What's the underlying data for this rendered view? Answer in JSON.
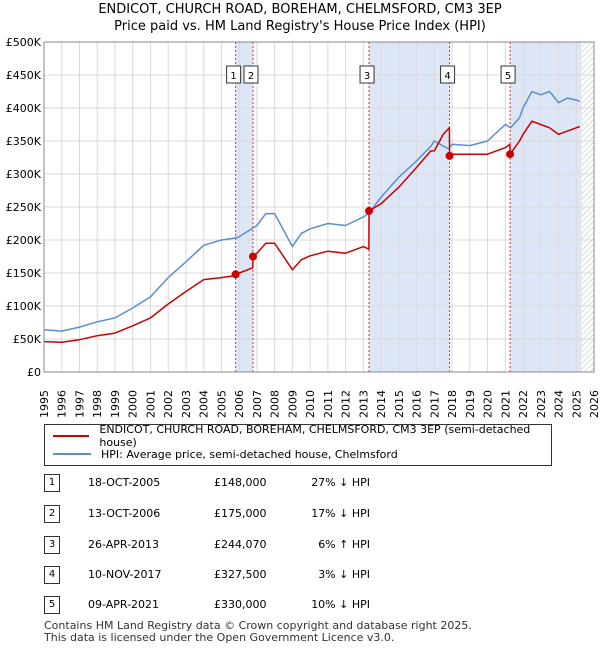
{
  "header": {
    "title": "ENDICOT, CHURCH ROAD, BOREHAM, CHELMSFORD, CM3 3EP",
    "subtitle": "Price paid vs. HM Land Registry's House Price Index (HPI)"
  },
  "legend": {
    "property_label": "ENDICOT, CHURCH ROAD, BOREHAM, CHELMSFORD, CM3 3EP (semi-detached house)",
    "hpi_label": "HPI: Average price, semi-detached house, Chelmsford"
  },
  "transactions": [
    {
      "num": "1",
      "date": "18-OCT-2005",
      "price": "£148,000",
      "hpi": "27% ↓ HPI"
    },
    {
      "num": "2",
      "date": "13-OCT-2006",
      "price": "£175,000",
      "hpi": "17% ↓ HPI"
    },
    {
      "num": "3",
      "date": "26-APR-2013",
      "price": "£244,070",
      "hpi": "6% ↑ HPI"
    },
    {
      "num": "4",
      "date": "10-NOV-2017",
      "price": "£327,500",
      "hpi": "3% ↓ HPI"
    },
    {
      "num": "5",
      "date": "09-APR-2021",
      "price": "£330,000",
      "hpi": "10% ↓ HPI"
    }
  ],
  "footer": {
    "line1": "Contains HM Land Registry data © Crown copyright and database right 2025.",
    "line2": "This data is licensed under the Open Government Licence v3.0."
  },
  "colors": {
    "property": "#cc0000",
    "hpi": "#5b8fcc",
    "shade": "#dde6f7",
    "grid": "#d9d9d9"
  },
  "chart_data": {
    "type": "line",
    "xlim": [
      1995,
      2026
    ],
    "ylim": [
      0,
      500000
    ],
    "x_ticks": [
      "1995",
      "1996",
      "1997",
      "1998",
      "1999",
      "2000",
      "2001",
      "2002",
      "2003",
      "2004",
      "2005",
      "2006",
      "2007",
      "2008",
      "2009",
      "2010",
      "2011",
      "2012",
      "2013",
      "2014",
      "2015",
      "2016",
      "2017",
      "2018",
      "2019",
      "2020",
      "2021",
      "2022",
      "2023",
      "2024",
      "2025",
      "2026"
    ],
    "y_ticks": [
      {
        "value": 0,
        "label": "£0"
      },
      {
        "value": 50000,
        "label": "£50K"
      },
      {
        "value": 100000,
        "label": "£100K"
      },
      {
        "value": 150000,
        "label": "£150K"
      },
      {
        "value": 200000,
        "label": "£200K"
      },
      {
        "value": 250000,
        "label": "£250K"
      },
      {
        "value": 300000,
        "label": "£300K"
      },
      {
        "value": 350000,
        "label": "£350K"
      },
      {
        "value": 400000,
        "label": "£400K"
      },
      {
        "value": 450000,
        "label": "£450K"
      },
      {
        "value": 500000,
        "label": "£500K"
      }
    ],
    "grid": true,
    "ownership_spans": [
      [
        2005.8,
        2006.78
      ],
      [
        2013.32,
        2017.86
      ],
      [
        2021.27,
        2025.3
      ]
    ],
    "hatched_future_from": 2025.3,
    "sales": [
      {
        "label": "1",
        "x": 2005.8,
        "y": 148000
      },
      {
        "label": "2",
        "x": 2006.78,
        "y": 175000
      },
      {
        "label": "3",
        "x": 2013.32,
        "y": 244070
      },
      {
        "label": "4",
        "x": 2017.86,
        "y": 327500
      },
      {
        "label": "5",
        "x": 2021.27,
        "y": 330000
      }
    ],
    "series": [
      {
        "name": "HPI: Average price, semi-detached house, Chelmsford",
        "x": [
          1995.0,
          1996.0,
          1997.0,
          1998.0,
          1999.0,
          2000.0,
          2001.0,
          2002.0,
          2003.0,
          2004.0,
          2005.0,
          2005.8,
          2006.0,
          2007.0,
          2007.5,
          2008.0,
          2008.5,
          2009.0,
          2009.5,
          2010.0,
          2011.0,
          2012.0,
          2013.0,
          2013.3,
          2014.0,
          2015.0,
          2016.0,
          2016.8,
          2017.0,
          2017.8,
          2018.0,
          2019.0,
          2020.0,
          2021.0,
          2021.3,
          2021.8,
          2022.0,
          2022.5,
          2023.0,
          2023.5,
          2024.0,
          2024.5,
          2025.0,
          2025.2
        ],
        "y": [
          64000,
          62000,
          68000,
          76000,
          82000,
          97000,
          114000,
          143000,
          167000,
          192000,
          200000,
          203000,
          205000,
          222000,
          240000,
          240000,
          215000,
          190000,
          210000,
          217000,
          225000,
          222000,
          235000,
          240000,
          265000,
          295000,
          320000,
          342000,
          350000,
          338000,
          345000,
          343000,
          350000,
          375000,
          370000,
          385000,
          400000,
          425000,
          420000,
          425000,
          408000,
          415000,
          412000,
          410000
        ]
      },
      {
        "name": "ENDICOT, CHURCH ROAD, BOREHAM, CHELMSFORD, CM3 3EP (semi-detached house)",
        "x": [
          1995.0,
          1996.0,
          1997.0,
          1998.0,
          1999.0,
          2000.0,
          2001.0,
          2002.0,
          2003.0,
          2004.0,
          2005.0,
          2005.79,
          2005.8,
          2006.0,
          2006.5,
          2006.77,
          2006.78,
          2007.0,
          2007.5,
          2008.0,
          2008.5,
          2009.0,
          2009.5,
          2010.0,
          2011.0,
          2012.0,
          2013.0,
          2013.31,
          2013.32,
          2014.0,
          2015.0,
          2016.0,
          2016.8,
          2017.0,
          2017.5,
          2017.85,
          2017.86,
          2018.0,
          2019.0,
          2020.0,
          2021.0,
          2021.26,
          2021.27,
          2021.8,
          2022.0,
          2022.5,
          2023.0,
          2023.5,
          2024.0,
          2024.5,
          2025.0,
          2025.2
        ],
        "y": [
          46000,
          45000,
          49000,
          55000,
          59000,
          70000,
          82000,
          103000,
          122000,
          140000,
          143000,
          146000,
          148000,
          150000,
          155000,
          158000,
          175000,
          180000,
          195000,
          195000,
          175000,
          155000,
          170000,
          176000,
          183000,
          180000,
          190000,
          186000,
          244070,
          255000,
          280000,
          310000,
          335000,
          335000,
          360000,
          370000,
          327500,
          330000,
          330000,
          330000,
          340000,
          345000,
          330000,
          350000,
          360000,
          380000,
          375000,
          370000,
          360000,
          365000,
          370000,
          372000
        ]
      }
    ]
  }
}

_ _ _ _ _ _ _

* _Task brief_: Select from the material above each line in which the string "BOREHAM" appears, and list those lines.

* _Exercise response_:
    "title": "ENDICOT, CHURCH ROAD, BOREHAM, CHELMSFORD, CM3 3EP",
    "property_label": "ENDICOT, CHURCH ROAD, BOREHAM, CHELMSFORD, CM3 3EP (semi-detached house)",
        "name": "ENDICOT, CHURCH ROAD, BOREHAM, CHELMSFORD, CM3 3EP (semi-detached house)",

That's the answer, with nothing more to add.